Directions for this task: Your task is to extract every entry that follows word for word while excluding the pictures.

┏━━

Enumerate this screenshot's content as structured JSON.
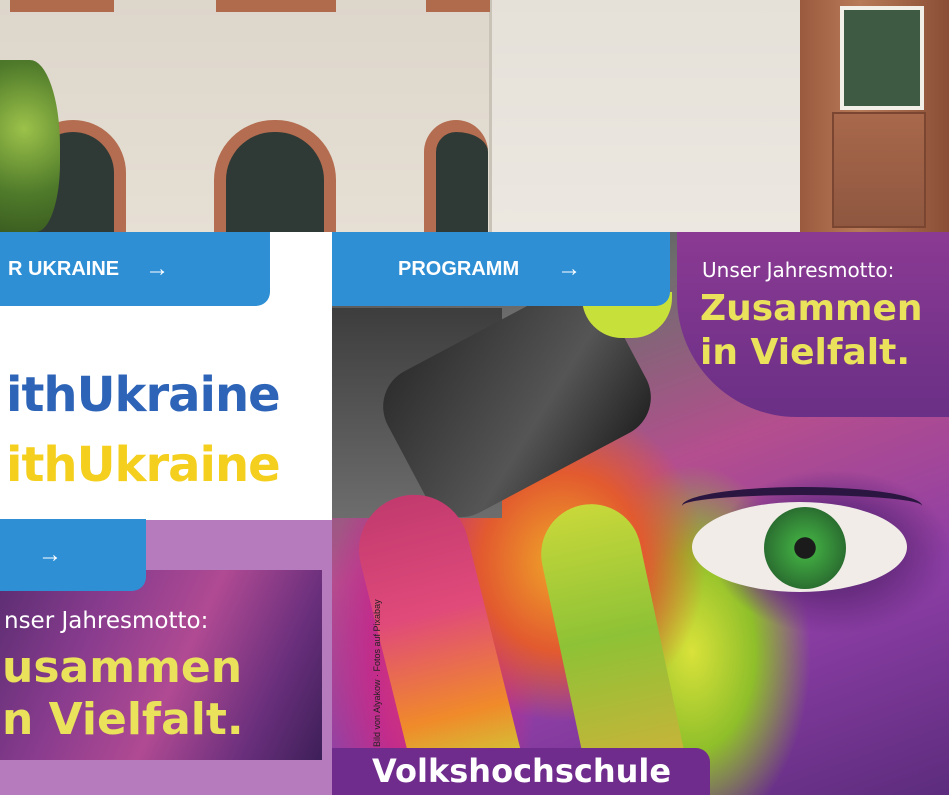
{
  "left_poster": {
    "cta_label": "R UKRAINE",
    "cta_arrow": "→",
    "hashtag_line1": "ithUkraine",
    "hashtag_line2": "ithUkraine",
    "cta2_arrow": "→",
    "motto_small": "nser Jahresmotto:",
    "motto_line1": "usammen",
    "motto_line2": "n Vielfalt."
  },
  "right_poster": {
    "cta_label": "PROGRAMM",
    "cta_arrow": "→",
    "motto_small": "Unser Jahresmotto:",
    "motto_line1": "Zusammen",
    "motto_line2": "in Vielfalt.",
    "photo_credit": "Bild von Alyakow · Fotos auf Pixabay",
    "footer_label": "Volkshochschule"
  },
  "colors": {
    "button_blue": "#2f8fd4",
    "ukraine_blue": "#2d64b8",
    "ukraine_yellow": "#f4cf1d",
    "motto_yellow": "#e9e25a",
    "vhs_purple": "#6f2c8c"
  }
}
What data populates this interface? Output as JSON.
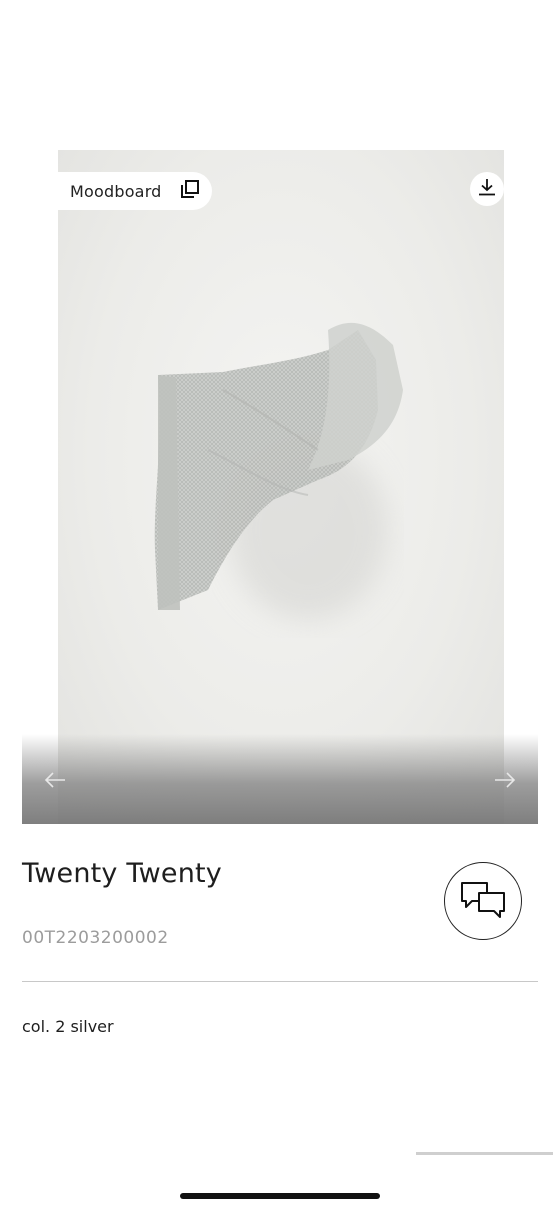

┗━━

Worked answer:
Enumerate this screenshot's content as structured JSON.
{
  "left_poster": {
    "cta_label": "R UKRAINE",
    "cta_arrow": "→",
    "hashtag_line1": "ithUkraine",
    "hashtag_line2": "ithUkraine",
    "cta2_arrow": "→",
    "motto_small": "nser Jahresmotto:",
    "motto_line1": "usammen",
    "motto_line2": "n Vielfalt."
  },
  "right_poster": {
    "cta_label": "PROGRAMM",
    "cta_arrow": "→",
    "motto_small": "Unser Jahresmotto:",
    "motto_line1": "Zusammen",
    "motto_line2": "in Vielfalt.",
    "photo_credit": "Bild von Alyakow · Fotos auf Pixabay",
    "footer_label": "Volkshochschule"
  },
  "colors": {
    "button_blue": "#2f8fd4",
    "ukraine_blue": "#2d64b8",
    "ukraine_yellow": "#f4cf1d",
    "motto_yellow": "#e9e25a",
    "vhs_purple": "#6f2c8c"
  }
}
What data populates this interface? Output as JSON.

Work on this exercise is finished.